Scrydon
Platform

Storage Configuration

Configure your organization's object storage — local, S3-compatible, or Azure Blob — and understand when files upload directly from the browser versus through the server.

Every organization stores its files (knowledge-base documents, chat attachments, avatars, workflow artifacts) in a storage backend you configure under Settings → Organization → Storage. Three providers are supported:

ProviderWhen to use
LocalSingle-node evaluation installs. Files live on the server's disk.
S3-compatibleAWS S3, MinIO, SeaweedFS (bundled), Cloudflare R2, or any S3 API.
Azure Blob StorageAzure-native deployments (the default on Azure Marketplace installs).

S3 settings

  • Endpoint URL — the S3 endpoint the platform servers use. For the bundled SeaweedFS this is the in-cluster service address; for AWS S3 leave it blank.
  • Public endpoint URL (optional) — a browser-reachable endpoint used only for signing direct-upload/download URLs. Set this when your Endpoint URL is private (cluster-internal or behind a firewall) but you have exposed the same store publicly (e.g. through an ingress) and want browser-direct transfers.

+===+

_Task requirements_. Continue the storage configuration text from the point where it stops. The data plays no part in this.

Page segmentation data
+===+

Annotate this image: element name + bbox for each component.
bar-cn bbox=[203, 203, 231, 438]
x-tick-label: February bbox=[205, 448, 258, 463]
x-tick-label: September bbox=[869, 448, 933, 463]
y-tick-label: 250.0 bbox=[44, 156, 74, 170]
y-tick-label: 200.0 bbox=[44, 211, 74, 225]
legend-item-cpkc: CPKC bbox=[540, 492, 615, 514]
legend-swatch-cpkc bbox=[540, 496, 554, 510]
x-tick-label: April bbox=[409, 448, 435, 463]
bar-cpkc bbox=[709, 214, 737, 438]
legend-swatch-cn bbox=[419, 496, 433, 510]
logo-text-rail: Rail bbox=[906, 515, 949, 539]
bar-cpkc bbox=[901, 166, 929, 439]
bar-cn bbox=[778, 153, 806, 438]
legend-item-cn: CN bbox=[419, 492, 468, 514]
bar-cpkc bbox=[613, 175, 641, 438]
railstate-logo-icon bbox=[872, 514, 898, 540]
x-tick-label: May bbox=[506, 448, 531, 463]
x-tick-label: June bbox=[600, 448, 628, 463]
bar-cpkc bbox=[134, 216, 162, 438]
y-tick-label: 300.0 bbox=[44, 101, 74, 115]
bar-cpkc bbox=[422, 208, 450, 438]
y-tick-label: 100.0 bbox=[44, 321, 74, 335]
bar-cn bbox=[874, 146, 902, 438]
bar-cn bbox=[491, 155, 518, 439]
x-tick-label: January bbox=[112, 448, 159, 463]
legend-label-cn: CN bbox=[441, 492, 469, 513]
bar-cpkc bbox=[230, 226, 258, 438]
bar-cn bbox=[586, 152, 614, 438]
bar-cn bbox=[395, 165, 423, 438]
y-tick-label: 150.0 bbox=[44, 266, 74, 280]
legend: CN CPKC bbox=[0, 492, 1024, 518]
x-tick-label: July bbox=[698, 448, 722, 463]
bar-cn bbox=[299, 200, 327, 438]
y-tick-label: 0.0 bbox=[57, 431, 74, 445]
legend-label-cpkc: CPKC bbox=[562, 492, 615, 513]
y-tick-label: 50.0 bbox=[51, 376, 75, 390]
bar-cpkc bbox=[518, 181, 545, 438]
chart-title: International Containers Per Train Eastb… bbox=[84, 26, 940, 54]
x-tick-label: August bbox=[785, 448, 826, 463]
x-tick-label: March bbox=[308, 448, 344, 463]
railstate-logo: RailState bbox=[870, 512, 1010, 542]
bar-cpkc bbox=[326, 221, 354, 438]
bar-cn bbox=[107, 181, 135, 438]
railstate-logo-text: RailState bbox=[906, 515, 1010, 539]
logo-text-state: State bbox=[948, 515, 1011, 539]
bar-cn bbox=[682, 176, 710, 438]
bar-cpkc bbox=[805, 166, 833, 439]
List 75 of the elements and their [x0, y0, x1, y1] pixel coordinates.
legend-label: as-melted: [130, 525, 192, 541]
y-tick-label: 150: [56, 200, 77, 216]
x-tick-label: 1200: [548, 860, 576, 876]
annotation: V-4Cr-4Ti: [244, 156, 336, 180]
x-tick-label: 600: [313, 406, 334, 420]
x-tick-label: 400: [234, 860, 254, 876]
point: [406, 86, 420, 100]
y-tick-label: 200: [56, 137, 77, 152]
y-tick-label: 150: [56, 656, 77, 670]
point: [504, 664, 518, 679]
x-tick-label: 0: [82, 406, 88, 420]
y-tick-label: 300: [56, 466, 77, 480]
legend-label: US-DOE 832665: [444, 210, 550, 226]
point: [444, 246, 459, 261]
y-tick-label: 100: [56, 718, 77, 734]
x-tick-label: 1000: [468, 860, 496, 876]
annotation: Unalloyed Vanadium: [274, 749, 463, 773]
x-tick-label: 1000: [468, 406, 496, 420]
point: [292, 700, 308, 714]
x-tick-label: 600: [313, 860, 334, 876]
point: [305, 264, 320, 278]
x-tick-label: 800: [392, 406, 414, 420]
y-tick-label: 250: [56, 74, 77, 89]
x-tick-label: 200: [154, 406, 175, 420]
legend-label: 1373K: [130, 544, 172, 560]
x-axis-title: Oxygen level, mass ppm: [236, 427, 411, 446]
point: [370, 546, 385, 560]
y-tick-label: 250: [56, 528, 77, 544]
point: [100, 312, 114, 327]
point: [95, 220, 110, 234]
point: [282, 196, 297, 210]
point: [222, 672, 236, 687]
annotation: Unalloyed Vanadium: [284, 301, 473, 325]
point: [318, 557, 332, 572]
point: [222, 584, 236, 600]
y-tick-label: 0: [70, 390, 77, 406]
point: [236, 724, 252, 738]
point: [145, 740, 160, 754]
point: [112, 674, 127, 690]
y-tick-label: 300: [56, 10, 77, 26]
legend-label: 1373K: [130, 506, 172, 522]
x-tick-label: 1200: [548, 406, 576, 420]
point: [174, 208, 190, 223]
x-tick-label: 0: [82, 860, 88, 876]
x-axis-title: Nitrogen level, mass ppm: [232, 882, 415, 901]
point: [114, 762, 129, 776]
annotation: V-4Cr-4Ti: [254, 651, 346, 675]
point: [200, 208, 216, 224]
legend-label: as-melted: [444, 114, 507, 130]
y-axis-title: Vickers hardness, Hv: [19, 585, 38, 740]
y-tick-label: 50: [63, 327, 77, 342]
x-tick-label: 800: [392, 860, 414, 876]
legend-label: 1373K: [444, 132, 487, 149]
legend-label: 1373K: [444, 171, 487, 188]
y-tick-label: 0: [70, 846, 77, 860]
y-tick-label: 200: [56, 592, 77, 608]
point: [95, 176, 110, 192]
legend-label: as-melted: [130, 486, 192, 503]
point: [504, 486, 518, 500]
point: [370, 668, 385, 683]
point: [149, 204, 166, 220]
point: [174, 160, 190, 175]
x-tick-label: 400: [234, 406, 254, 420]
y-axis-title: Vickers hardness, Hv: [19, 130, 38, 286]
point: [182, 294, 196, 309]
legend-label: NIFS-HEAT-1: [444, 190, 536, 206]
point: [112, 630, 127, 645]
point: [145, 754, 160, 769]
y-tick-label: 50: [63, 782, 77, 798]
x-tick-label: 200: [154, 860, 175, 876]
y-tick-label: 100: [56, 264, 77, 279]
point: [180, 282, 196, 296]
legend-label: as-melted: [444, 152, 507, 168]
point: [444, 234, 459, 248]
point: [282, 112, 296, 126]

+===+

_Your response_.
  • Bucket, Region, Access key / Secret key, Force path style — standard S3 client settings. Credentials are stored encrypted in the platform secret store.

Direct uploads vs. server-proxied uploads

For speed, the platform prefers browser-direct transfers: the browser uploads straight to your storage using a short-lived presigned URL. That only works when the storage endpoint is reachable from your users' browsers.

The platform decides automatically:

  • AWS S3 / Azure Blob — always direct.
  • S3-compatible store with a public hostname — direct.
  • S3-compatible store with a private endpoint (the bundled SeaweedFS, or MinIO on a private network) — uploads and downloads are routed through the platform server instead. Everything still works; large transfers simply pass through the server.
  • Private endpoint + Public endpoint URL configured — direct, using the public endpoint for signing.

If you configure a Public endpoint URL, the storage host must allow cross-origin (CORS) PUT/GET requests from your platform origin — browser-direct transfers are cross-origin requests.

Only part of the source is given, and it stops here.